→ Instructions to follow: Give a verbatim quotation of every record.
## begin Records to use
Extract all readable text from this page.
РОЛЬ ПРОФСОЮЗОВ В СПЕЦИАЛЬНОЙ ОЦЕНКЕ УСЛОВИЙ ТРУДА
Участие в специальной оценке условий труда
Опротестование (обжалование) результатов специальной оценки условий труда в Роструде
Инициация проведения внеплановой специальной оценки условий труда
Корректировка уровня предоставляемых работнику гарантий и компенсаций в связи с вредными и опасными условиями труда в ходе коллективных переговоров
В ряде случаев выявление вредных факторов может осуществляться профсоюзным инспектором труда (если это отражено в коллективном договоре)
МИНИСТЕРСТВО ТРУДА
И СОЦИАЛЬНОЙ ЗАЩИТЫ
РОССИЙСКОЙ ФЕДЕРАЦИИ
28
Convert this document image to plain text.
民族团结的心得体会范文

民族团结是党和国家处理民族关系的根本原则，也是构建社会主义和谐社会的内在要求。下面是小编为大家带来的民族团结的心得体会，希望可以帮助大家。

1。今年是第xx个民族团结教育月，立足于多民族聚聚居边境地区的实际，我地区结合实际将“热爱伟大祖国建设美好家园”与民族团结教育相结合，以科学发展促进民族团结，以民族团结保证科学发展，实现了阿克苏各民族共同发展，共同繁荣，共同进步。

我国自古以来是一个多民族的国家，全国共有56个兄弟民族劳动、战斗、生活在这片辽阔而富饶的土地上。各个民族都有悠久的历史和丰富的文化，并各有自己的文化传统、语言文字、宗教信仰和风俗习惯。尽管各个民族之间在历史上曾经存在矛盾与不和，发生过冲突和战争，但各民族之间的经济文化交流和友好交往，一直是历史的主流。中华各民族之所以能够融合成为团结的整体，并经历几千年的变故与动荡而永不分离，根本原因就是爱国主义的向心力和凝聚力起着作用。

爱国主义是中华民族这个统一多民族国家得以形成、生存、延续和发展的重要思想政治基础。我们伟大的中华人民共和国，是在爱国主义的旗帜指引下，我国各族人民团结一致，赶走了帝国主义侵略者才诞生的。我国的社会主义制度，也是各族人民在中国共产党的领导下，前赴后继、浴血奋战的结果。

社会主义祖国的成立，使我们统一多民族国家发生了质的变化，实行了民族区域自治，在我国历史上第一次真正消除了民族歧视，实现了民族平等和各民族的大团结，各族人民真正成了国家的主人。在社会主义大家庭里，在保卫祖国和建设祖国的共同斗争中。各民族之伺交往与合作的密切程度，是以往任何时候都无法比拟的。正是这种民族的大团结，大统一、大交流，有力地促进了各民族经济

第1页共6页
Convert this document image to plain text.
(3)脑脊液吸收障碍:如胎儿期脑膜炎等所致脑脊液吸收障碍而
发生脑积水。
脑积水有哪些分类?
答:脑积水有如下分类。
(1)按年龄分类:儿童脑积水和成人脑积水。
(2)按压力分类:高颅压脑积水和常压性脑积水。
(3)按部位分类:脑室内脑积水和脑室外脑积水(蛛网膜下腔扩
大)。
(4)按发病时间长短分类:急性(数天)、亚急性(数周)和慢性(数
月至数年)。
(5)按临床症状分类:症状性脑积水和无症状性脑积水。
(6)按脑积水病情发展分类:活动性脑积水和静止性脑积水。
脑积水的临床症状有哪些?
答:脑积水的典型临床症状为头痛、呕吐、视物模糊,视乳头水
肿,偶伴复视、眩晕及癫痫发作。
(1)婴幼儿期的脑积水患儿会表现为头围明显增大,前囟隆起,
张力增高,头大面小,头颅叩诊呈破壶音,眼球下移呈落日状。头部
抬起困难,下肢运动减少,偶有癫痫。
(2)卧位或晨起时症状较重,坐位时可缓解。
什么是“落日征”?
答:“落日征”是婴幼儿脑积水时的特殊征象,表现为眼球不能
## end Records to use
→ The answer:
Extract all readable text from this page.
РОЛЬ ПРОФСОЮЗОВ В СПЕЦИАЛЬНОЙ ОЦЕНКЕ УСЛОВИЙ ТРУДА
Участие в специальной оценке условий труда
Опротестование (обжалование) результатов специальной оценки условий труда в Роструде
Инициация проведения внеплановой специальной оценки условий труда
Корректировка уровня предоставляемых работнику гарантий и компенсаций в связи с вредными и опасными условиями труда в ходе коллективных переговоров
В ряде случаев выявление вредных факторов может осуществляться профсоюзным инспектором труда (если это отражено в коллективном договоре)
МИНИСТЕРСТВО ТРУДА
И СОЦИАЛЬНОЙ ЗАЩИТЫ
РОССИЙСКОЙ ФЕДЕРАЦИИ
28
Convert this document image to plain text.
民族团结的心得体会范文

民族团结是党和国家处理民族关系的根本原则，也是构建社会主义和谐社会的内在要求。下面是小编为大家带来的民族团结的心得体会，希望可以帮助大家。

1。今年是第xx个民族团结教育月，立足于多民族聚聚居边境地区的实际，我地区结合实际将“热爱伟大祖国建设美好家园”与民族团结教育相结合，以科学发展促进民族团结，以民族团结保证科学发展，实现了阿克苏各民族共同发展，共同繁荣，共同进步。

我国自古以来是一个多民族的国家，全国共有56个兄弟民族劳动、战斗、生活在这片辽阔而富饶的土地上。各个民族都有悠久的历史和丰富的文化，并各有自己的文化传统、语言文字、宗教信仰和风俗习惯。尽管各个民族之间在历史上曾经存在矛盾与不和，发生过冲突和战争，但各民族之间的经济文化交流和友好交往，一直是历史的主流。中华各民族之所以能够融合成为团结的整体，并经历几千年的变故与动荡而永不分离，根本原因就是爱国主义的向心力和凝聚力起着作用。

爱国主义是中华民族这个统一多民族国家得以形成、生存、延续和发展的重要思想政治基础。我们伟大的中华人民共和国，是在爱国主义的旗帜指引下，我国各族人民团结一致，赶走了帝国主义侵略者才诞生的。我国的社会主义制度，也是各族人民在中国共产党的领导下，前赴后继、浴血奋战的结果。

社会主义祖国的成立，使我们统一多民族国家发生了质的变化，实行了民族区域自治，在我国历史上第一次真正消除了民族歧视，实现了民族平等和各民族的大团结，各族人民真正成了国家的主人。在社会主义大家庭里，在保卫祖国和建设祖国的共同斗争中。各民族之伺交往与合作的密切程度，是以往任何时候都无法比拟的。正是这种民族的大团结，大统一、大交流，有力地促进了各民族经济

第1页共6页
Convert this document image to plain text.
(3)脑脊液吸收障碍:如胎儿期脑膜炎等所致脑脊液吸收障碍而
发生脑积水。
脑积水有哪些分类?
答:脑积水有如下分类。
(1)按年龄分类:儿童脑积水和成人脑积水。
(2)按压力分类:高颅压脑积水和常压性脑积水。
(3)按部位分类:脑室内脑积水和脑室外脑积水(蛛网膜下腔扩
大)。
(4)按发病时间长短分类:急性(数天)、亚急性(数周)和慢性(数
月至数年)。
(5)按临床症状分类:症状性脑积水和无症状性脑积水。
(6)按脑积水病情发展分类:活动性脑积水和静止性脑积水。
脑积水的临床症状有哪些?
答:脑积水的典型临床症状为头痛、呕吐、视物模糊,视乳头水
肿,偶伴复视、眩晕及癫痫发作。
(1)婴幼儿期的脑积水患儿会表现为头围明显增大,前囟隆起,
张力增高,头大面小,头颅叩诊呈破壶音,眼球下移呈落日状。头部
抬起困难,下肢运动减少,偶有癫痫。
(2)卧位或晨起时症状较重,坐位时可缓解。
什么是“落日征”?
答:“落日征”是婴幼儿脑积水时的特殊征象,表现为眼球不能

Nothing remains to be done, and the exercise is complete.